[Begin]

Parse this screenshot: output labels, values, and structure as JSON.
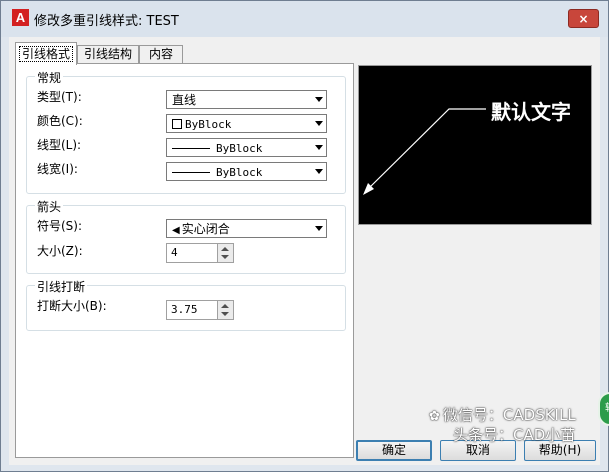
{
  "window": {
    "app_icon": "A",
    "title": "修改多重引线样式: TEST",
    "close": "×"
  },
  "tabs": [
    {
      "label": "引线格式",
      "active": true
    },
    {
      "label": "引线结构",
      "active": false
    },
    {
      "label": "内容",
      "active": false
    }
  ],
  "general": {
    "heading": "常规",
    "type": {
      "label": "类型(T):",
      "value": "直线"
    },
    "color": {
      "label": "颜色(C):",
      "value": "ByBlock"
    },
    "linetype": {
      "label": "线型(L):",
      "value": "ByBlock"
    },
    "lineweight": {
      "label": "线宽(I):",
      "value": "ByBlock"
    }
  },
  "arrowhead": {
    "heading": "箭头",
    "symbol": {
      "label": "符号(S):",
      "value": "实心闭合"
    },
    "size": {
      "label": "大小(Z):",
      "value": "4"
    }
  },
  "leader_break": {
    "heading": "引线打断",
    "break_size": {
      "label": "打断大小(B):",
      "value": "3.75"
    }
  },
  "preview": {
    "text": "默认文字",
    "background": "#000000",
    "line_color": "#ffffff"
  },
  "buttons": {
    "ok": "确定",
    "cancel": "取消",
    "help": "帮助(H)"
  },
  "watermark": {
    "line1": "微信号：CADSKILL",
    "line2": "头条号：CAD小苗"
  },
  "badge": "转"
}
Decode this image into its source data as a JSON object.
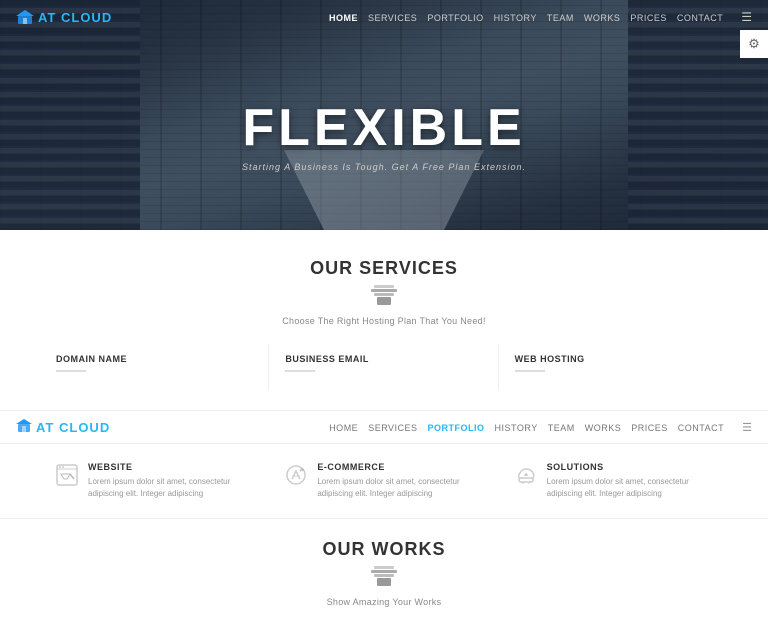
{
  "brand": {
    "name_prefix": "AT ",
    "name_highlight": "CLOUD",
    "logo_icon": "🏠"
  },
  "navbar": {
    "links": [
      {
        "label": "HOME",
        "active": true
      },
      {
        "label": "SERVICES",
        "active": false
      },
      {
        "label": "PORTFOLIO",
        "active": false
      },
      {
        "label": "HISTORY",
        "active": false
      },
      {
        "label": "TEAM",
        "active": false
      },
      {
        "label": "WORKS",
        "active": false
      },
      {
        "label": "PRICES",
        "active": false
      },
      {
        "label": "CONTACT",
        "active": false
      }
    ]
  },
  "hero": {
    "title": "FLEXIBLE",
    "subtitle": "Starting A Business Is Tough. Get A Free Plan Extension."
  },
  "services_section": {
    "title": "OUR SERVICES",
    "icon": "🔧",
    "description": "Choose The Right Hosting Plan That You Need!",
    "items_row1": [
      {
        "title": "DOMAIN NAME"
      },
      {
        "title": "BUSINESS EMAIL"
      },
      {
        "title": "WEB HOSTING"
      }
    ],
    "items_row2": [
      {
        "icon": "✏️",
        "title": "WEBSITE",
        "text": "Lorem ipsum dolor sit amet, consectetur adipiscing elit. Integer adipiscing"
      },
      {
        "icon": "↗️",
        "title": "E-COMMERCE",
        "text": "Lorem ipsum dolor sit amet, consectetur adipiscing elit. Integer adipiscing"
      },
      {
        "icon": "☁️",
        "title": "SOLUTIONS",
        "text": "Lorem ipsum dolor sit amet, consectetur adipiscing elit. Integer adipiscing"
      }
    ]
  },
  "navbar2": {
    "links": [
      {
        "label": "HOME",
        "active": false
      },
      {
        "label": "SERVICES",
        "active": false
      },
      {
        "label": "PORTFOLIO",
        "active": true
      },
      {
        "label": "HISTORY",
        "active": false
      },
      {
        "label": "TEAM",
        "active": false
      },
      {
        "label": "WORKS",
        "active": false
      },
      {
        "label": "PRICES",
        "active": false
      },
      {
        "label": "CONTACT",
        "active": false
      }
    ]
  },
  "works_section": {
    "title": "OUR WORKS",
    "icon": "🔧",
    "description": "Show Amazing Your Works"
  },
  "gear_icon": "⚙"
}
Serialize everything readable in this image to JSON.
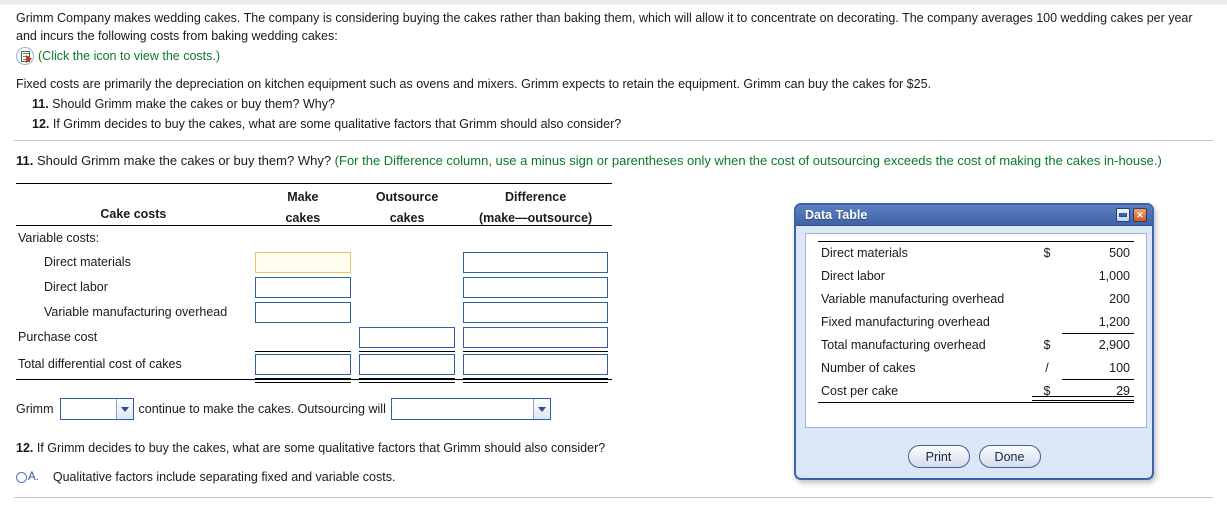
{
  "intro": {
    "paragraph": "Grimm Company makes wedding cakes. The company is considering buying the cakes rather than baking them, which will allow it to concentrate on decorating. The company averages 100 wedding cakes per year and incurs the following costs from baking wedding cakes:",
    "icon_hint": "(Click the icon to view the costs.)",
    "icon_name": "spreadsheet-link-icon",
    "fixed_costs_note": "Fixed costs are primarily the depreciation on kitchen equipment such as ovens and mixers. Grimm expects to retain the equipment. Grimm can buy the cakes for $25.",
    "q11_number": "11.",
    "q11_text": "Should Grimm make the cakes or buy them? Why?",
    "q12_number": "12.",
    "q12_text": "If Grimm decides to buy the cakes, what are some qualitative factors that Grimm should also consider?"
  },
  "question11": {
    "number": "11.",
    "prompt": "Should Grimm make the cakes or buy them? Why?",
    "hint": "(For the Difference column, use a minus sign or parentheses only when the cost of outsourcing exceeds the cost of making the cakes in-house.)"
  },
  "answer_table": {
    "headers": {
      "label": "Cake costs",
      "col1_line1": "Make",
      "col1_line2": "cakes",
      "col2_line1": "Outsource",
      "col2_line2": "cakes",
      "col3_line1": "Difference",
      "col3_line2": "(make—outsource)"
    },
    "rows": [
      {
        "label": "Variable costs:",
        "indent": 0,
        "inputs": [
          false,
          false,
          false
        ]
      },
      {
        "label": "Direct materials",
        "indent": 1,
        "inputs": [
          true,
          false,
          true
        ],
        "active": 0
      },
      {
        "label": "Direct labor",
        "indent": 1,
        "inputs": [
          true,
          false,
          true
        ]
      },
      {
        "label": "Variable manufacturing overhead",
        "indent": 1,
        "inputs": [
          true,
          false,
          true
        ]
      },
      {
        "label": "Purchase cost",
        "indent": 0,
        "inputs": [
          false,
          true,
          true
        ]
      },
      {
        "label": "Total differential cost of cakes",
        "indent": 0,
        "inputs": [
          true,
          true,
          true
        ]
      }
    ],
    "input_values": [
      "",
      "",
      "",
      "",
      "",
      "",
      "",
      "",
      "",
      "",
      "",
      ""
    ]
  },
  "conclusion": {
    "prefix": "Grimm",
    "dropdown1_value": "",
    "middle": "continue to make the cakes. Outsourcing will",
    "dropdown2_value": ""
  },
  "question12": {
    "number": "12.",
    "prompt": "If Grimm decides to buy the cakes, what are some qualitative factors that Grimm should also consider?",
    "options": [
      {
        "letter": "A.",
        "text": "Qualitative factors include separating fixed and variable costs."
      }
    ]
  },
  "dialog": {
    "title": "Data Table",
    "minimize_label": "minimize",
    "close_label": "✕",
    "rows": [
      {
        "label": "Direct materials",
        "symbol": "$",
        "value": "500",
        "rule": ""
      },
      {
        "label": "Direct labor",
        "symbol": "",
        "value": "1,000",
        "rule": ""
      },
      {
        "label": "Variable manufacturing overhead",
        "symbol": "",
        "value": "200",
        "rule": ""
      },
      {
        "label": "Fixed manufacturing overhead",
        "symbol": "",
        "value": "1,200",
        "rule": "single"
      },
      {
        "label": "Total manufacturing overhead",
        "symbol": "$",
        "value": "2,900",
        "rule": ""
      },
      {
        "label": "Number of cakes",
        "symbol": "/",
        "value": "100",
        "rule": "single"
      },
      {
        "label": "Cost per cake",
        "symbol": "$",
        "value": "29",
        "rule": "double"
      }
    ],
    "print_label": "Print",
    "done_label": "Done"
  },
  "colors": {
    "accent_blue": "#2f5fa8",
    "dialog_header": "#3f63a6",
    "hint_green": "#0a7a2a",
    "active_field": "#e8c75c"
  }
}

[End]

The records above should be reproduced exactly, with no pictures included.

Parse this screenshot: output labels, values, and structure as JSON.
{
  "window": {
    "app_icon": "A",
    "title": "修改多重引线样式: TEST",
    "close": "×"
  },
  "tabs": [
    {
      "label": "引线格式",
      "active": true
    },
    {
      "label": "引线结构",
      "active": false
    },
    {
      "label": "内容",
      "active": false
    }
  ],
  "general": {
    "heading": "常规",
    "type": {
      "label": "类型(T):",
      "value": "直线"
    },
    "color": {
      "label": "颜色(C):",
      "value": "ByBlock"
    },
    "linetype": {
      "label": "线型(L):",
      "value": "ByBlock"
    },
    "lineweight": {
      "label": "线宽(I):",
      "value": "ByBlock"
    }
  },
  "arrowhead": {
    "heading": "箭头",
    "symbol": {
      "label": "符号(S):",
      "value": "实心闭合"
    },
    "size": {
      "label": "大小(Z):",
      "value": "4"
    }
  },
  "leader_break": {
    "heading": "引线打断",
    "break_size": {
      "label": "打断大小(B):",
      "value": "3.75"
    }
  },
  "preview": {
    "text": "默认文字",
    "background": "#000000",
    "line_color": "#ffffff"
  },
  "buttons": {
    "ok": "确定",
    "cancel": "取消",
    "help": "帮助(H)"
  },
  "watermark": {
    "line1": "微信号：CADSKILL",
    "line2": "头条号：CAD小苗"
  },
  "badge": "转"
}
Decode this image into its source data as a JSON object.
{
  "brand": {
    "name_prefix": "AT ",
    "name_highlight": "CLOUD",
    "logo_icon": "🏠"
  },
  "navbar": {
    "links": [
      {
        "label": "HOME",
        "active": true
      },
      {
        "label": "SERVICES",
        "active": false
      },
      {
        "label": "PORTFOLIO",
        "active": false
      },
      {
        "label": "HISTORY",
        "active": false
      },
      {
        "label": "TEAM",
        "active": false
      },
      {
        "label": "WORKS",
        "active": false
      },
      {
        "label": "PRICES",
        "active": false
      },
      {
        "label": "CONTACT",
        "active": false
      }
    ]
  },
  "hero": {
    "title": "FLEXIBLE",
    "subtitle": "Starting A Business Is Tough. Get A Free Plan Extension."
  },
  "services_section": {
    "title": "OUR SERVICES",
    "icon": "🔧",
    "description": "Choose The Right Hosting Plan That You Need!",
    "items_row1": [
      {
        "title": "DOMAIN NAME"
      },
      {
        "title": "BUSINESS EMAIL"
      },
      {
        "title": "WEB HOSTING"
      }
    ],
    "items_row2": [
      {
        "icon": "✏️",
        "title": "WEBSITE",
        "text": "Lorem ipsum dolor sit amet, consectetur adipiscing elit. Integer adipiscing"
      },
      {
        "icon": "↗️",
        "title": "E-COMMERCE",
        "text": "Lorem ipsum dolor sit amet, consectetur adipiscing elit. Integer adipiscing"
      },
      {
        "icon": "☁️",
        "title": "SOLUTIONS",
        "text": "Lorem ipsum dolor sit amet, consectetur adipiscing elit. Integer adipiscing"
      }
    ]
  },
  "navbar2": {
    "links": [
      {
        "label": "HOME",
        "active": false
      },
      {
        "label": "SERVICES",
        "active": false
      },
      {
        "label": "PORTFOLIO",
        "active": true
      },
      {
        "label": "HISTORY",
        "active": false
      },
      {
        "label": "TEAM",
        "active": false
      },
      {
        "label": "WORKS",
        "active": false
      },
      {
        "label": "PRICES",
        "active": false
      },
      {
        "label": "CONTACT",
        "active": false
      }
    ]
  },
  "works_section": {
    "title": "OUR WORKS",
    "icon": "🔧",
    "description": "Show Amazing Your Works"
  },
  "gear_icon": "⚙"
}
Serialize everything readable in this image to JSON.
{
  "intro": {
    "paragraph": "Grimm Company makes wedding cakes. The company is considering buying the cakes rather than baking them, which will allow it to concentrate on decorating. The company averages 100 wedding cakes per year and incurs the following costs from baking wedding cakes:",
    "icon_hint": "(Click the icon to view the costs.)",
    "icon_name": "spreadsheet-link-icon",
    "fixed_costs_note": "Fixed costs are primarily the depreciation on kitchen equipment such as ovens and mixers. Grimm expects to retain the equipment. Grimm can buy the cakes for $25.",
    "q11_number": "11.",
    "q11_text": "Should Grimm make the cakes or buy them? Why?",
    "q12_number": "12.",
    "q12_text": "If Grimm decides to buy the cakes, what are some qualitative factors that Grimm should also consider?"
  },
  "question11": {
    "number": "11.",
    "prompt": "Should Grimm make the cakes or buy them? Why?",
    "hint": "(For the Difference column, use a minus sign or parentheses only when the cost of outsourcing exceeds the cost of making the cakes in-house.)"
  },
  "answer_table": {
    "headers": {
      "label": "Cake costs",
      "col1_line1": "Make",
      "col1_line2": "cakes",
      "col2_line1": "Outsource",
      "col2_line2": "cakes",
      "col3_line1": "Difference",
      "col3_line2": "(make—outsource)"
    },
    "rows": [
      {
        "label": "Variable costs:",
        "indent": 0,
        "inputs": [
          false,
          false,
          false
        ]
      },
      {
        "label": "Direct materials",
        "indent": 1,
        "inputs": [
          true,
          false,
          true
        ],
        "active": 0
      },
      {
        "label": "Direct labor",
        "indent": 1,
        "inputs": [
          true,
          false,
          true
        ]
      },
      {
        "label": "Variable manufacturing overhead",
        "indent": 1,
        "inputs": [
          true,
          false,
          true
        ]
      },
      {
        "label": "Purchase cost",
        "indent": 0,
        "inputs": [
          false,
          true,
          true
        ]
      },
      {
        "label": "Total differential cost of cakes",
        "indent": 0,
        "inputs": [
          true,
          true,
          true
        ]
      }
    ],
    "input_values": [
      "",
      "",
      "",
      "",
      "",
      "",
      "",
      "",
      "",
      "",
      "",
      ""
    ]
  },
  "conclusion": {
    "prefix": "Grimm",
    "dropdown1_value": "",
    "middle": "continue to make the cakes. Outsourcing will",
    "dropdown2_value": ""
  },
  "question12": {
    "number": "12.",
    "prompt": "If Grimm decides to buy the cakes, what are some qualitative factors that Grimm should also consider?",
    "options": [
      {
        "letter": "A.",
        "text": "Qualitative factors include separating fixed and variable costs."
      }
    ]
  },
  "dialog": {
    "title": "Data Table",
    "minimize_label": "minimize",
    "close_label": "✕",
    "rows": [
      {
        "label": "Direct materials",
        "symbol": "$",
        "value": "500",
        "rule": ""
      },
      {
        "label": "Direct labor",
        "symbol": "",
        "value": "1,000",
        "rule": ""
      },
      {
        "label": "Variable manufacturing overhead",
        "symbol": "",
        "value": "200",
        "rule": ""
      },
      {
        "label": "Fixed manufacturing overhead",
        "symbol": "",
        "value": "1,200",
        "rule": "single"
      },
      {
        "label": "Total manufacturing overhead",
        "symbol": "$",
        "value": "2,900",
        "rule": ""
      },
      {
        "label": "Number of cakes",
        "symbol": "/",
        "value": "100",
        "rule": "single"
      },
      {
        "label": "Cost per cake",
        "symbol": "$",
        "value": "29",
        "rule": "double"
      }
    ],
    "print_label": "Print",
    "done_label": "Done"
  },
  "colors": {
    "accent_blue": "#2f5fa8",
    "dialog_header": "#3f63a6",
    "hint_green": "#0a7a2a",
    "active_field": "#e8c75c"
  }
}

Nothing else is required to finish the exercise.